## WHAT THE TASK REQUIRES:
Where does the string "기업분석" appear in the records? Copy every line that contains it.

Excerpt from a dataset
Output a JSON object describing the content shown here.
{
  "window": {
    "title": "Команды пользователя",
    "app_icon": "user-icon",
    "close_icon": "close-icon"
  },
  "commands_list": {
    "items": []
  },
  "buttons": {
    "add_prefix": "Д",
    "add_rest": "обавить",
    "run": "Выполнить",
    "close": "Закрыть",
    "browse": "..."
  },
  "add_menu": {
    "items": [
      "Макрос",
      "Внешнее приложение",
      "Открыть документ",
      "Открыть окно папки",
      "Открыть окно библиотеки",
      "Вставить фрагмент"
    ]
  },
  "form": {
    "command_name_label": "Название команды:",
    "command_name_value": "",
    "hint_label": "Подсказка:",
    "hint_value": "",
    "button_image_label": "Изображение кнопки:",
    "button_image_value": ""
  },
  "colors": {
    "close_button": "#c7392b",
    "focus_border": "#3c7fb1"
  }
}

---

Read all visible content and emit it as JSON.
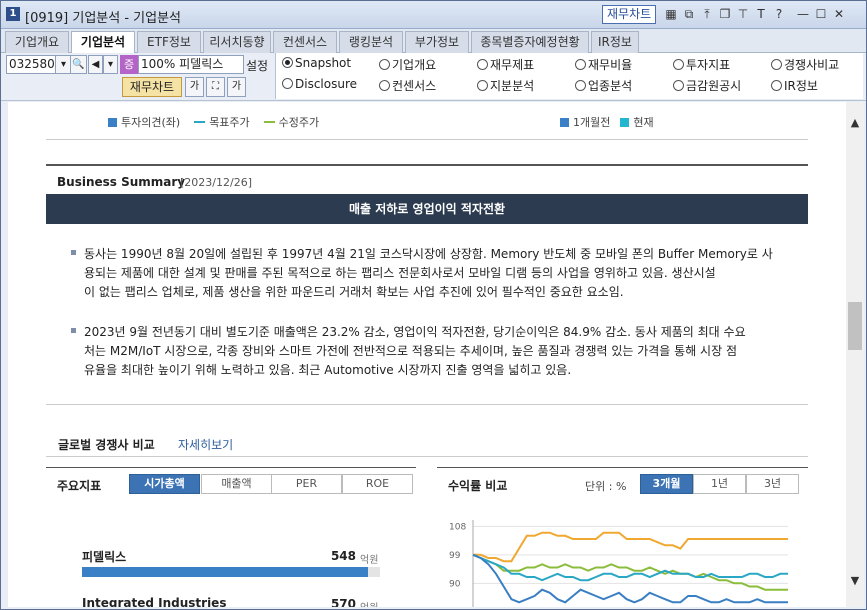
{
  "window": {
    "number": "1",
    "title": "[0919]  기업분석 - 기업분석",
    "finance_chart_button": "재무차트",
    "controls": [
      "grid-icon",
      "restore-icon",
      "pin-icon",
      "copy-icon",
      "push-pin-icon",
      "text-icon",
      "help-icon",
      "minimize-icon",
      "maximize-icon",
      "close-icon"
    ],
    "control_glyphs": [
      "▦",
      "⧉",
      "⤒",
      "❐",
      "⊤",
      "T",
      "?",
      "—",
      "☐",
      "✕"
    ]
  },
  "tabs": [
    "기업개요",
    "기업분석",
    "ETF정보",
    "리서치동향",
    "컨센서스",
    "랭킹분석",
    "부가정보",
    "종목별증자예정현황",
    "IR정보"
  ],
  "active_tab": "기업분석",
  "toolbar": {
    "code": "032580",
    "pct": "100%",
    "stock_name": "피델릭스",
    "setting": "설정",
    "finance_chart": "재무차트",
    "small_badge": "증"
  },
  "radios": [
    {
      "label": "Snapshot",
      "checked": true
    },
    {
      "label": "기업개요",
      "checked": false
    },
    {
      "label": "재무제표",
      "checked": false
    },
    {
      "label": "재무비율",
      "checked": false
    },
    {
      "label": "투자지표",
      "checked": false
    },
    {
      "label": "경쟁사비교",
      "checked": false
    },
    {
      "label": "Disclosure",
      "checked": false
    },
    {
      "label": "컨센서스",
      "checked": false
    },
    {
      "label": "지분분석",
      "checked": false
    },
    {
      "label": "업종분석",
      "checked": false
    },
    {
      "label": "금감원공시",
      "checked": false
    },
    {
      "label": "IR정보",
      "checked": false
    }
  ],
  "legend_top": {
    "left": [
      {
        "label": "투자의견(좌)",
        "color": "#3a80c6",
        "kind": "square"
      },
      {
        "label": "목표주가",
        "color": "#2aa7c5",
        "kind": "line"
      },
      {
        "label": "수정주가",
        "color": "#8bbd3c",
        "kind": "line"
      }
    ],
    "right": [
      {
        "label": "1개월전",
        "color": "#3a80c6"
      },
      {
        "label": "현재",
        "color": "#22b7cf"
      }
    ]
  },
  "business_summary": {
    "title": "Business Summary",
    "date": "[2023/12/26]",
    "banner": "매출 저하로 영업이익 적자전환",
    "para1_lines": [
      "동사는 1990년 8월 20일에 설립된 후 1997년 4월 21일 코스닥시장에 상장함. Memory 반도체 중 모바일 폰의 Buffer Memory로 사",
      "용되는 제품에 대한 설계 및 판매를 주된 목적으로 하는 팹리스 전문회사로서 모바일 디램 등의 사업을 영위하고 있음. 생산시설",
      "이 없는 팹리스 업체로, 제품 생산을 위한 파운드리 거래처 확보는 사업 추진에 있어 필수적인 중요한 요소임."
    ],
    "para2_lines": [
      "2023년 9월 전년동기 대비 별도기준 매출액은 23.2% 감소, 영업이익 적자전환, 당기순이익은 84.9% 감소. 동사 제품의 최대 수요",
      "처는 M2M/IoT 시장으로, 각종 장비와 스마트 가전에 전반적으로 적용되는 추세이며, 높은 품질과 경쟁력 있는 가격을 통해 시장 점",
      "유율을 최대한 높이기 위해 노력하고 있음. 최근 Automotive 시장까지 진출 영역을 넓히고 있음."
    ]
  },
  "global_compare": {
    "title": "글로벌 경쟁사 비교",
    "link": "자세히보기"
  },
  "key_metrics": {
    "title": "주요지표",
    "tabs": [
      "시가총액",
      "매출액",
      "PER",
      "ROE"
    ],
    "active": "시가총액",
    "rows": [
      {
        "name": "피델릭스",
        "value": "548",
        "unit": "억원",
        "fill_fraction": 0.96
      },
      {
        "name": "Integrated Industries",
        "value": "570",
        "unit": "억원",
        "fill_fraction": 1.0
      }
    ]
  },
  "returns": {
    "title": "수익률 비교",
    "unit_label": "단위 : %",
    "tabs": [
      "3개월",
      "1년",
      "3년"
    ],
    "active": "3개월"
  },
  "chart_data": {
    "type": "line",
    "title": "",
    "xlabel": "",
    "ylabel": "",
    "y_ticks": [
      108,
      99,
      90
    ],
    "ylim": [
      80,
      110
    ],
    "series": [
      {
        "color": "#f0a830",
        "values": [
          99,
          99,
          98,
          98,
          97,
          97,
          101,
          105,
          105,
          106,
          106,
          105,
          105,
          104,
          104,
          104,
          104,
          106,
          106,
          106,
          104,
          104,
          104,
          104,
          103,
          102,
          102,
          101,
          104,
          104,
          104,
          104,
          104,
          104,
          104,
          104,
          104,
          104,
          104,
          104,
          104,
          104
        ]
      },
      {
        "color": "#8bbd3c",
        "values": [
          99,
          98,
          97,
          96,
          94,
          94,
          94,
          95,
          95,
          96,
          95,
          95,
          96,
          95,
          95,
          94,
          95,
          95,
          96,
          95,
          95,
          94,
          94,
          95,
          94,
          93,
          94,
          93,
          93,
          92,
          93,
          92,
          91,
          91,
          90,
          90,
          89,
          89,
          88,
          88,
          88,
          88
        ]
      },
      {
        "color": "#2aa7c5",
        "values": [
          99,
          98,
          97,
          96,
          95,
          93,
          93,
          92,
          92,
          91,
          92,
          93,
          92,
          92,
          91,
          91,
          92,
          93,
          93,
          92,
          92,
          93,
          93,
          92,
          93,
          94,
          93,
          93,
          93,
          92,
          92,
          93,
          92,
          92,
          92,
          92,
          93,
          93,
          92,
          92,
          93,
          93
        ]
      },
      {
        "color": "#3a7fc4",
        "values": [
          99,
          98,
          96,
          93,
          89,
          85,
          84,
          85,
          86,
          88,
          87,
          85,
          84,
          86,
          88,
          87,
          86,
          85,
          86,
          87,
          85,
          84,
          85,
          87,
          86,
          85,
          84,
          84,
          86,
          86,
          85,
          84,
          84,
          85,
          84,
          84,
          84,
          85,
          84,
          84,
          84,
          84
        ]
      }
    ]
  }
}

## REPLY TO THE EXERCISE:
    "title": "[0919]  기업분석 - 기업분석",
    "기업분석",
  "active_tab": "기업분석",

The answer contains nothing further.